> **Stated problem**
The listing below should be printed exactly, every line of it. Skip the pictures.

> **Listed entries**
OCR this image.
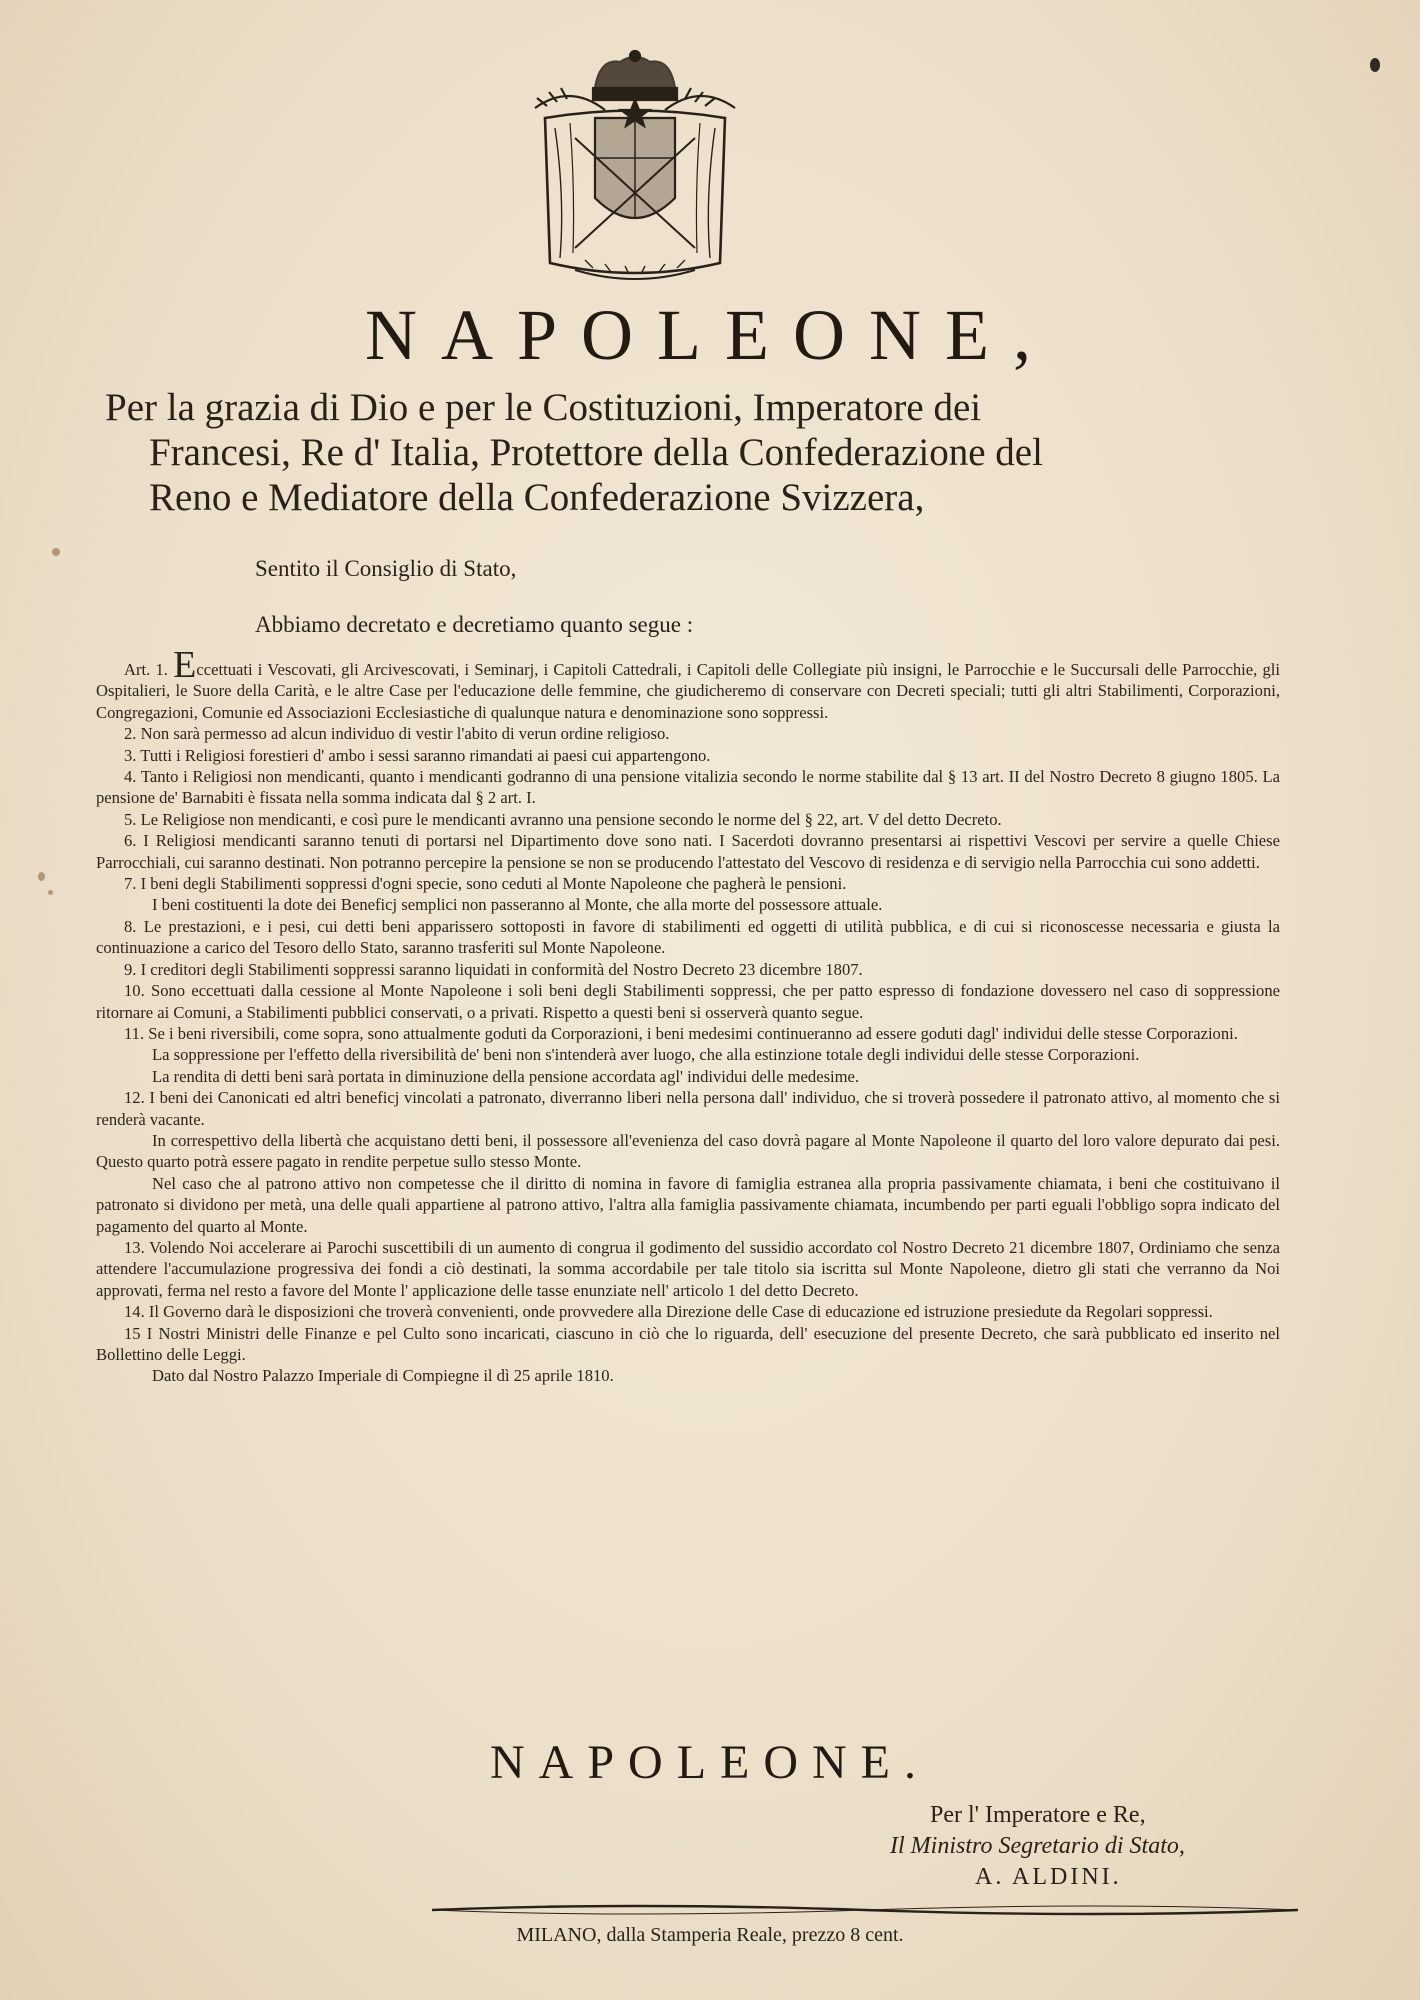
NAPOLEONE,
Per la grazia di Dio e per le Costituzioni, Imperatore dei
Francesi, Re d' Italia, Protettore della Confederazione del
Reno e Mediatore della Confederazione Svizzera,
Sentito il Consiglio di Stato,
Abbiamo decretato e decretiamo quanto segue :

Art. 1. Eccettuati i Vescovati, gli Arcivescovati, i Seminarj, i Capitoli Cattedrali, i Capitoli delle Collegiate più insigni, le Parrocchie e le Succursali delle Parrocchie, gli Ospitalieri, le Suore della Carità, e le altre Case per l'educazione delle femmine, che giudicheremo di conservare con Decreti speciali; tutti gli altri Stabilimenti, Corporazioni, Congregazioni, Comunie ed Associazioni Ecclesiastiche di qualunque natura e denominazione sono soppressi.

2. Non sarà permesso ad alcun individuo di vestir l'abito di verun ordine religioso.

3. Tutti i Religiosi forestieri d' ambo i sessi saranno rimandati ai paesi cui appartengono.

4. Tanto i Religiosi non mendicanti, quanto i mendicanti godranno di una pensione vitalizia secondo le norme stabilite dal § 13 art. II del Nostro Decreto 8 giugno 1805. La pensione de' Barnabiti è fissata nella somma indicata dal § 2 art. I.

5. Le Religiose non mendicanti, e così pure le mendicanti avranno una pensione secondo le norme del § 22, art. V del detto Decreto.

6. I Religiosi mendicanti saranno tenuti di portarsi nel Dipartimento dove sono nati. I Sacerdoti dovranno presentarsi ai rispettivi Vescovi per servire a quelle Chiese Parrocchiali, cui saranno destinati. Non potranno percepire la pensione se non se producendo l'attestato del Vescovo di residenza e di servigio nella Parrocchia cui sono addetti.

7. I beni degli Stabilimenti soppressi d'ogni specie, sono ceduti al Monte Napoleone che pagherà le pensioni.

I beni costituenti la dote dei Beneficj semplici non passeranno al Monte, che alla morte del possessore attuale.

8. Le prestazioni, e i pesi, cui detti beni apparissero sottoposti in favore di stabilimenti ed oggetti di utilità pubblica, e di cui si riconoscesse necessaria e giusta la continuazione a carico del Tesoro dello Stato, saranno trasferiti sul Monte Napoleone.

9. I creditori degli Stabilimenti soppressi saranno liquidati in conformità del Nostro Decreto 23 dicembre 1807.

10. Sono eccettuati dalla cessione al Monte Napoleone i soli beni degli Stabilimenti soppressi, che per patto espresso di fondazione dovessero nel caso di soppressione ritornare ai Comuni, a Stabilimenti pubblici conservati, o a privati. Rispetto a questi beni si osserverà quanto segue.

11. Se i beni riversibili, come sopra, sono attualmente goduti da Corporazioni, i beni medesimi continueranno ad essere goduti dagl' individui delle stesse Corporazioni.

La soppressione per l'effetto della riversibilità de' beni non s'intenderà aver luogo, che alla estinzione totale degli individui delle stesse Corporazioni.

La rendita di detti beni sarà portata in diminuzione della pensione accordata agl' individui delle medesime.

12. I beni dei Canonicati ed altri beneficj vincolati a patronato, diverranno liberi nella persona dall' individuo, che si troverà possedere il patronato attivo, al momento che si renderà vacante.

In correspettivo della libertà che acquistano detti beni, il possessore all'evenienza del caso dovrà pagare al Monte Napoleone il quarto del loro valore depurato dai pesi. Questo quarto potrà essere pagato in rendite perpetue sullo stesso Monte.

Nel caso che al patrono attivo non competesse che il diritto di nomina in favore di famiglia estranea alla propria passivamente chiamata, i beni che costituivano il patronato si dividono per metà, una delle quali appartiene al patrono attivo, l'altra alla famiglia passivamente chiamata, incumbendo per parti eguali l'obbligo sopra indicato del pagamento del quarto al Monte.

13. Volendo Noi accelerare ai Parochi suscettibili di un aumento di congrua il godimento del sussidio accordato col Nostro Decreto 21 dicembre 1807, Ordiniamo che senza attendere l'accumulazione progressiva dei fondi a ciò destinati, la somma accordabile per tale titolo sia iscritta sul Monte Napoleone, dietro gli stati che verranno da Noi approvati, ferma nel resto a favore del Monte l' applicazione delle tasse enunziate nell' articolo 1 del detto Decreto.

14. Il Governo darà le disposizioni che troverà convenienti, onde provvedere alla Direzione delle Case di educazione ed istruzione presiedute da Regolari soppressi.

15 I Nostri Ministri delle Finanze e pel Culto sono incaricati, ciascuno in ciò che lo riguarda, dell' esecuzione del presente Decreto, che sarà pubblicato ed inserito nel Bollettino delle Leggi.

Dato dal Nostro Palazzo Imperiale di Compiegne il dì 25 aprile 1810.

NAPOLEONE.
Per l' Imperatore e Re,
Il Ministro Segretario di Stato,
A. ALDINI.
MILANO, dalla Stamperia Reale, prezzo 8 cent.
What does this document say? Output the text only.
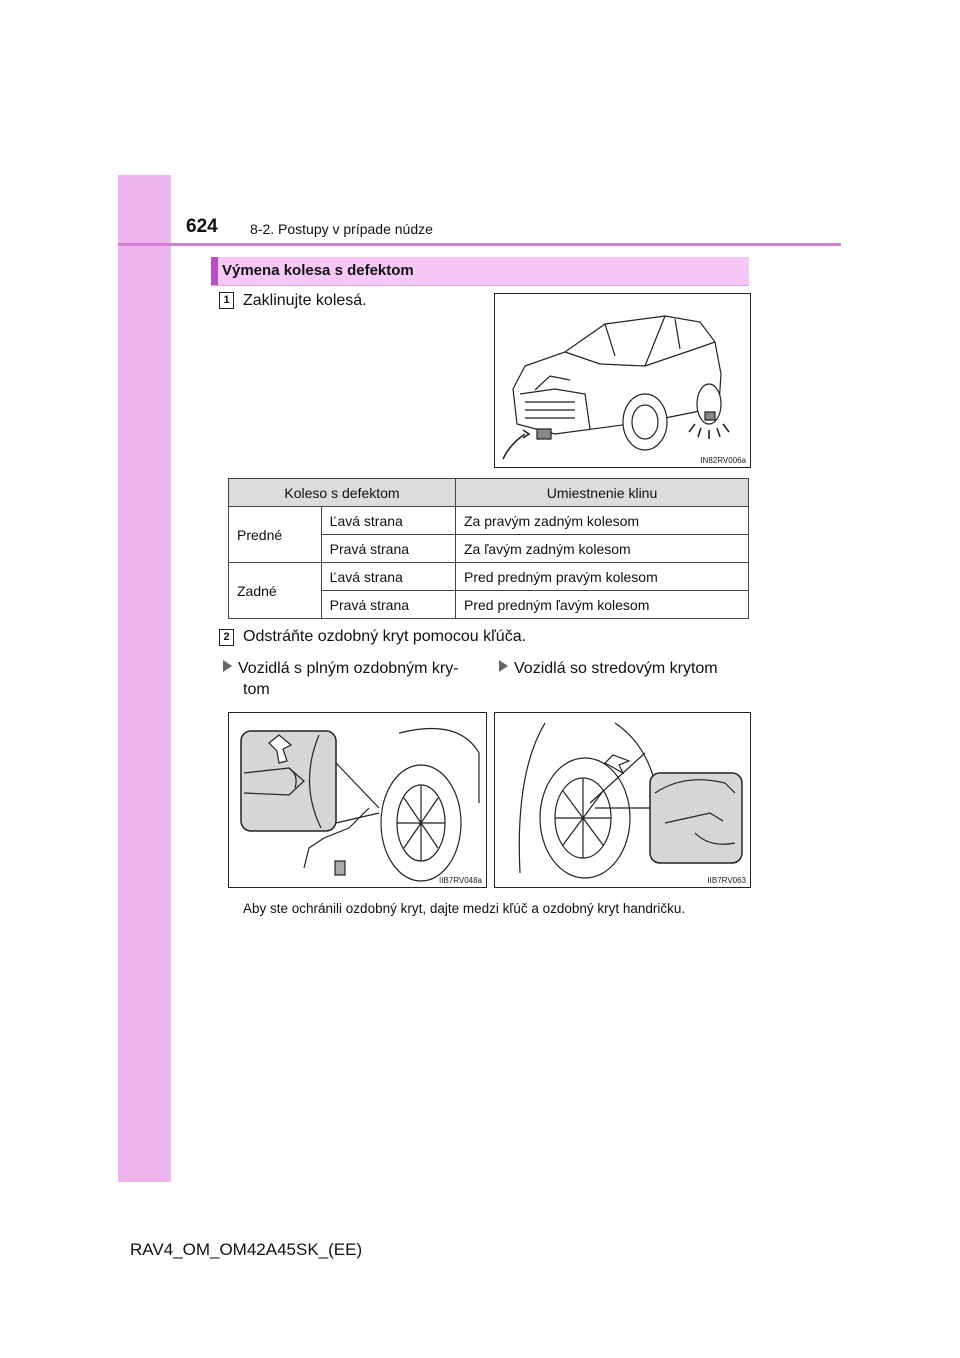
624 8-2. Postupy v prípade núdze
Výmena kolesa s defektom
1 Zaklinujte kolesá.
IN82RV006a
Koleso s defektom		Umiestnenie klinu
Predné	Ľavá strana	Za pravým zadným kolesom
	Pravá strana	Za ľavým zadným kolesom
Zadné	Ľavá strana	Pred predným pravým kolesom
	Pravá strana	Pred predným ľavým kolesom
2 Odstráňte ozdobný kryt pomocou kľúča.
Vozidlá s plným ozdobným kry-
tom
Vozidlá so stredovým krytom
IIB7RV048a	IIB7RV063
Aby ste ochránili ozdobný kryt, dajte medzi kľúč a ozdobný kryt handričku.
RAV4_OM_OM42A45SK_(EE)
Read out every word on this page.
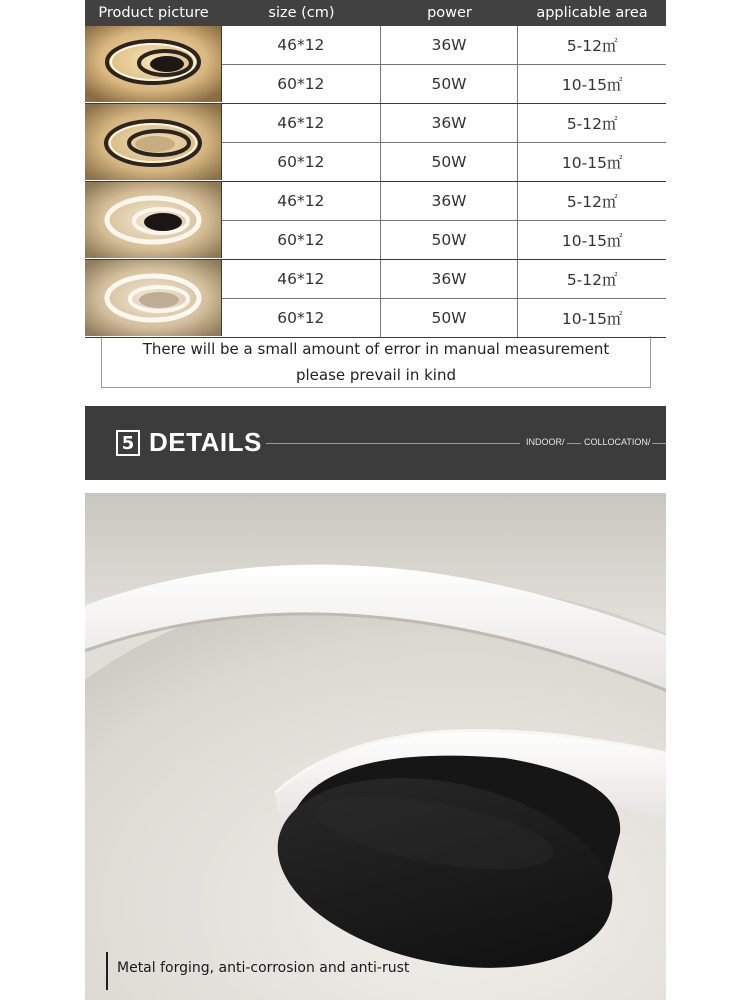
Product picture	size (cm)	power	applicable area
46*12	36W	5-12㎡
60*12	50W	10-15㎡
46*12	36W	5-12㎡
60*12	50W	10-15㎡
46*12	36W	5-12㎡
60*12	50W	10-15㎡
46*12	36W	5-12㎡
60*12	50W	10-15㎡
There will be a small amount of error in manual measurement
please prevail in kind
5 DETAILS	INDOOR/ COLLOCATION/
Metal forging, anti-corrosion and anti-rust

> **Solution to the problem**
OCR this image.
NAPOLEONE,
Per la grazia di Dio e per le Costituzioni, Imperatore dei
Francesi, Re d' Italia, Protettore della Confederazione del
Reno e Mediatore della Confederazione Svizzera,
Sentito il Consiglio di Stato,
Abbiamo decretato e decretiamo quanto segue :

Art. 1. Eccettuati i Vescovati, gli Arcivescovati, i Seminarj, i Capitoli Cattedrali, i Capitoli delle Collegiate più insigni, le Parrocchie e le Succursali delle Parrocchie, gli Ospitalieri, le Suore della Carità, e le altre Case per l'educazione delle femmine, che giudicheremo di conservare con Decreti speciali; tutti gli altri Stabilimenti, Corporazioni, Congregazioni, Comunie ed Associazioni Ecclesiastiche di qualunque natura e denominazione sono soppressi.

2. Non sarà permesso ad alcun individuo di vestir l'abito di verun ordine religioso.

3. Tutti i Religiosi forestieri d' ambo i sessi saranno rimandati ai paesi cui appartengono.

4. Tanto i Religiosi non mendicanti, quanto i mendicanti godranno di una pensione vitalizia secondo le norme stabilite dal § 13 art. II del Nostro Decreto 8 giugno 1805. La pensione de' Barnabiti è fissata nella somma indicata dal § 2 art. I.

5. Le Religiose non mendicanti, e così pure le mendicanti avranno una pensione secondo le norme del § 22, art. V del detto Decreto.

6. I Religiosi mendicanti saranno tenuti di portarsi nel Dipartimento dove sono nati. I Sacerdoti dovranno presentarsi ai rispettivi Vescovi per servire a quelle Chiese Parrocchiali, cui saranno destinati. Non potranno percepire la pensione se non se producendo l'attestato del Vescovo di residenza e di servigio nella Parrocchia cui sono addetti.

7. I beni degli Stabilimenti soppressi d'ogni specie, sono ceduti al Monte Napoleone che pagherà le pensioni.

I beni costituenti la dote dei Beneficj semplici non passeranno al Monte, che alla morte del possessore attuale.

8. Le prestazioni, e i pesi, cui detti beni apparissero sottoposti in favore di stabilimenti ed oggetti di utilità pubblica, e di cui si riconoscesse necessaria e giusta la continuazione a carico del Tesoro dello Stato, saranno trasferiti sul Monte Napoleone.

9. I creditori degli Stabilimenti soppressi saranno liquidati in conformità del Nostro Decreto 23 dicembre 1807.

10. Sono eccettuati dalla cessione al Monte Napoleone i soli beni degli Stabilimenti soppressi, che per patto espresso di fondazione dovessero nel caso di soppressione ritornare ai Comuni, a Stabilimenti pubblici conservati, o a privati. Rispetto a questi beni si osserverà quanto segue.

11. Se i beni riversibili, come sopra, sono attualmente goduti da Corporazioni, i beni medesimi continueranno ad essere goduti dagl' individui delle stesse Corporazioni.

La soppressione per l'effetto della riversibilità de' beni non s'intenderà aver luogo, che alla estinzione totale degli individui delle stesse Corporazioni.

La rendita di detti beni sarà portata in diminuzione della pensione accordata agl' individui delle medesime.

12. I beni dei Canonicati ed altri beneficj vincolati a patronato, diverranno liberi nella persona dall' individuo, che si troverà possedere il patronato attivo, al momento che si renderà vacante.

In correspettivo della libertà che acquistano detti beni, il possessore all'evenienza del caso dovrà pagare al Monte Napoleone il quarto del loro valore depurato dai pesi. Questo quarto potrà essere pagato in rendite perpetue sullo stesso Monte.

Nel caso che al patrono attivo non competesse che il diritto di nomina in favore di famiglia estranea alla propria passivamente chiamata, i beni che costituivano il patronato si dividono per metà, una delle quali appartiene al patrono attivo, l'altra alla famiglia passivamente chiamata, incumbendo per parti eguali l'obbligo sopra indicato del pagamento del quarto al Monte.

13. Volendo Noi accelerare ai Parochi suscettibili di un aumento di congrua il godimento del sussidio accordato col Nostro Decreto 21 dicembre 1807, Ordiniamo che senza attendere l'accumulazione progressiva dei fondi a ciò destinati, la somma accordabile per tale titolo sia iscritta sul Monte Napoleone, dietro gli stati che verranno da Noi approvati, ferma nel resto a favore del Monte l' applicazione delle tasse enunziate nell' articolo 1 del detto Decreto.

14. Il Governo darà le disposizioni che troverà convenienti, onde provvedere alla Direzione delle Case di educazione ed istruzione presiedute da Regolari soppressi.

15 I Nostri Ministri delle Finanze e pel Culto sono incaricati, ciascuno in ciò che lo riguarda, dell' esecuzione del presente Decreto, che sarà pubblicato ed inserito nel Bollettino delle Leggi.

Dato dal Nostro Palazzo Imperiale di Compiegne il dì 25 aprile 1810.

NAPOLEONE.
Per l' Imperatore e Re,
Il Ministro Segretario di Stato,
A. ALDINI.
MILANO, dalla Stamperia Reale, prezzo 8 cent.
What does this document say? Output the text only.
624 8-2. Postupy v prípade núdze
Výmena kolesa s defektom
1 Zaklinujte kolesá.
IN82RV006a
Koleso s defektom		Umiestnenie klinu
Predné	Ľavá strana	Za pravým zadným kolesom
	Pravá strana	Za ľavým zadným kolesom
Zadné	Ľavá strana	Pred predným pravým kolesom
	Pravá strana	Pred predným ľavým kolesom
2 Odstráňte ozdobný kryt pomocou kľúča.
Vozidlá s plným ozdobným kry-
tom
Vozidlá so stredovým krytom
IIB7RV048a	IIB7RV063
Aby ste ochránili ozdobný kryt, dajte medzi kľúč a ozdobný kryt handričku.
RAV4_OM_OM42A45SK_(EE)
Read out every word on this page.
Product picture	size (cm)	power	applicable area
46*12	36W	5-12㎡
60*12	50W	10-15㎡
46*12	36W	5-12㎡
60*12	50W	10-15㎡
46*12	36W	5-12㎡
60*12	50W	10-15㎡
46*12	36W	5-12㎡
60*12	50W	10-15㎡
There will be a small amount of error in manual measurement
please prevail in kind
5 DETAILS	INDOOR/ COLLOCATION/
Metal forging, anti-corrosion and anti-rust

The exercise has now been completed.